Can you revise the records from the start through the line that contains "1391, 1533, 1562]", swapping "section-paragraph" for "body-text" and leaving everything else as it is?
## begin Supplied material
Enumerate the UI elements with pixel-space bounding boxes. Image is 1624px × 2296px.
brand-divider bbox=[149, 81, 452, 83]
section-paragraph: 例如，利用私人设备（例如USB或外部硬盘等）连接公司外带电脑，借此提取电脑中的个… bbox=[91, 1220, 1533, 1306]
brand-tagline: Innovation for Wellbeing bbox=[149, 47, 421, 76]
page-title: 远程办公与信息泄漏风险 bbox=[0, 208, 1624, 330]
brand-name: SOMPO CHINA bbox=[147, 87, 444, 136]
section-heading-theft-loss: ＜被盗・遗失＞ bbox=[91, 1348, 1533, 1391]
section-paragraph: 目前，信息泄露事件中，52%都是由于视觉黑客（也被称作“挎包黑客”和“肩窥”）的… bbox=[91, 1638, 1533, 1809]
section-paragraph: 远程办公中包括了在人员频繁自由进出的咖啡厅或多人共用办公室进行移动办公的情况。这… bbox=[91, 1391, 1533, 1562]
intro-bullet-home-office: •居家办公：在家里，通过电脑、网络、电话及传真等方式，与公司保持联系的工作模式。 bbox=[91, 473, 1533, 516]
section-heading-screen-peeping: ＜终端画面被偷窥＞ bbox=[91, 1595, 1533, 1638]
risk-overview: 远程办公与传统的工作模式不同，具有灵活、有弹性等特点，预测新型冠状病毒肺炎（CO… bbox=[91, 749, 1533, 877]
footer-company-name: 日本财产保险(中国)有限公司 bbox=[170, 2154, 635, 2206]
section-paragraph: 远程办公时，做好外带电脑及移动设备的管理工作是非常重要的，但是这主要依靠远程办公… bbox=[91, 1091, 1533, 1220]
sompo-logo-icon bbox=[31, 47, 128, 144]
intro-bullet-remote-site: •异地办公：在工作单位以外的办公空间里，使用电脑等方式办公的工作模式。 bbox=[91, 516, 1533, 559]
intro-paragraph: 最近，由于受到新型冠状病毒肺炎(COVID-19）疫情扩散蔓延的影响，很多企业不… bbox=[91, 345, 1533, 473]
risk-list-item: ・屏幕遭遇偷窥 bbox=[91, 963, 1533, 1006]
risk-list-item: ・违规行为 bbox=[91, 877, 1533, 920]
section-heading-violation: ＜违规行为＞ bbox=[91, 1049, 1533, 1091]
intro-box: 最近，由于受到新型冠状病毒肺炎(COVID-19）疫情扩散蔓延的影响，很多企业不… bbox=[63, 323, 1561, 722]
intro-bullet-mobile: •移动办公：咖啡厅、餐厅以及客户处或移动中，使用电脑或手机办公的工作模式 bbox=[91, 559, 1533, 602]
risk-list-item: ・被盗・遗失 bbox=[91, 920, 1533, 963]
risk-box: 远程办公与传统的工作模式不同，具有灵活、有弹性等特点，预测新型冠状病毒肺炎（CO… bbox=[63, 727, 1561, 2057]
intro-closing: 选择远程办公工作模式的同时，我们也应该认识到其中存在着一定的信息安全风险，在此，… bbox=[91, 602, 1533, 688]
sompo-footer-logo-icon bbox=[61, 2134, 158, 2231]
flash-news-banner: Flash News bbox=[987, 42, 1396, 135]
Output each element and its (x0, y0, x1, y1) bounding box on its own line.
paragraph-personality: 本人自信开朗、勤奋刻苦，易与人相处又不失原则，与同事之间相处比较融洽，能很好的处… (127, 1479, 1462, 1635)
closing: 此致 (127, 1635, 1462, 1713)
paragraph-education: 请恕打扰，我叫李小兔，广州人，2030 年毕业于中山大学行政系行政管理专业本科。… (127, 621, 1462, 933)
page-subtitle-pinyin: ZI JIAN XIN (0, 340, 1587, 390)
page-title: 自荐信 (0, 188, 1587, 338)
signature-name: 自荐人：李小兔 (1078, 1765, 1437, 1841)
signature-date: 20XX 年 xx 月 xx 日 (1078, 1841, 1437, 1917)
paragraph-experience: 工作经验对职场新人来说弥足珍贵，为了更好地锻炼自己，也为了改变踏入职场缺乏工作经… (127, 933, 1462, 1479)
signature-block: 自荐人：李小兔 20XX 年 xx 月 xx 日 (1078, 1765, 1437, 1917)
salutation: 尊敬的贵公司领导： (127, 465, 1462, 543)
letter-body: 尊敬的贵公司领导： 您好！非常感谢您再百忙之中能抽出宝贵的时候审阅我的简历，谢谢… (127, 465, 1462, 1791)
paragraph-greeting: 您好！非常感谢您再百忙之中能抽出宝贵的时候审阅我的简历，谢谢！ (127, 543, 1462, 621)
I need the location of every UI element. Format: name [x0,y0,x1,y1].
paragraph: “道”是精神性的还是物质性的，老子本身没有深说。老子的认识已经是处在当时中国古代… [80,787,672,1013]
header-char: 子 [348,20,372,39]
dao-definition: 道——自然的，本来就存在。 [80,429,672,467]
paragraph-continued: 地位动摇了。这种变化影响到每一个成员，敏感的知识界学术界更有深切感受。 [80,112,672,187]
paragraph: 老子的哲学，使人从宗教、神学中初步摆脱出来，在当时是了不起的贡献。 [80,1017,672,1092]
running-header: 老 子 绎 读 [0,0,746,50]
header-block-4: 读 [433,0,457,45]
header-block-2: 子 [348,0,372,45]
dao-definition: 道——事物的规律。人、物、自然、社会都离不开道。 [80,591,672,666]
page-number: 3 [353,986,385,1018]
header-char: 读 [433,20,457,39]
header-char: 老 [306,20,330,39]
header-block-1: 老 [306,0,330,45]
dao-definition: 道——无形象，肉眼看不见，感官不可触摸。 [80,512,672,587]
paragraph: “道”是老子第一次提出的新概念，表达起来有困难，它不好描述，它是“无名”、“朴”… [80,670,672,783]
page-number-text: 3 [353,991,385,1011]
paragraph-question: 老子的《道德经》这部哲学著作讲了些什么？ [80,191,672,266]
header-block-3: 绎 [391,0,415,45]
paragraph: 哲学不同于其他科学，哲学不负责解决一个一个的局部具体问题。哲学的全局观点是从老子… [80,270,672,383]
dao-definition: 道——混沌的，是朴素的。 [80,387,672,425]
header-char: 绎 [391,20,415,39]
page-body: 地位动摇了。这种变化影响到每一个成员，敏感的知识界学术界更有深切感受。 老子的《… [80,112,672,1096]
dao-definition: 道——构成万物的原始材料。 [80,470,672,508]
## end Supplied material
__Full solution__:
Enumerate the UI elements with pixel-space bounding boxes. Image is 1624px × 2296px.
brand-divider bbox=[149, 81, 452, 83]
body-text: 例如，利用私人设备（例如USB或外部硬盘等）连接公司外带电脑，借此提取电脑中的个… bbox=[91, 1220, 1533, 1306]
brand-tagline: Innovation for Wellbeing bbox=[149, 47, 421, 76]
page-title: 远程办公与信息泄漏风险 bbox=[0, 208, 1624, 330]
brand-name: SOMPO CHINA bbox=[147, 87, 444, 136]
section-heading-theft-loss: ＜被盗・遗失＞ bbox=[91, 1348, 1533, 1391]
body-text: 目前，信息泄露事件中，52%都是由于视觉黑客（也被称作“挎包黑客”和“肩窥”）的… bbox=[91, 1638, 1533, 1809]
body-text: 远程办公中包括了在人员频繁自由进出的咖啡厅或多人共用办公室进行移动办公的情况。这… bbox=[91, 1391, 1533, 1562]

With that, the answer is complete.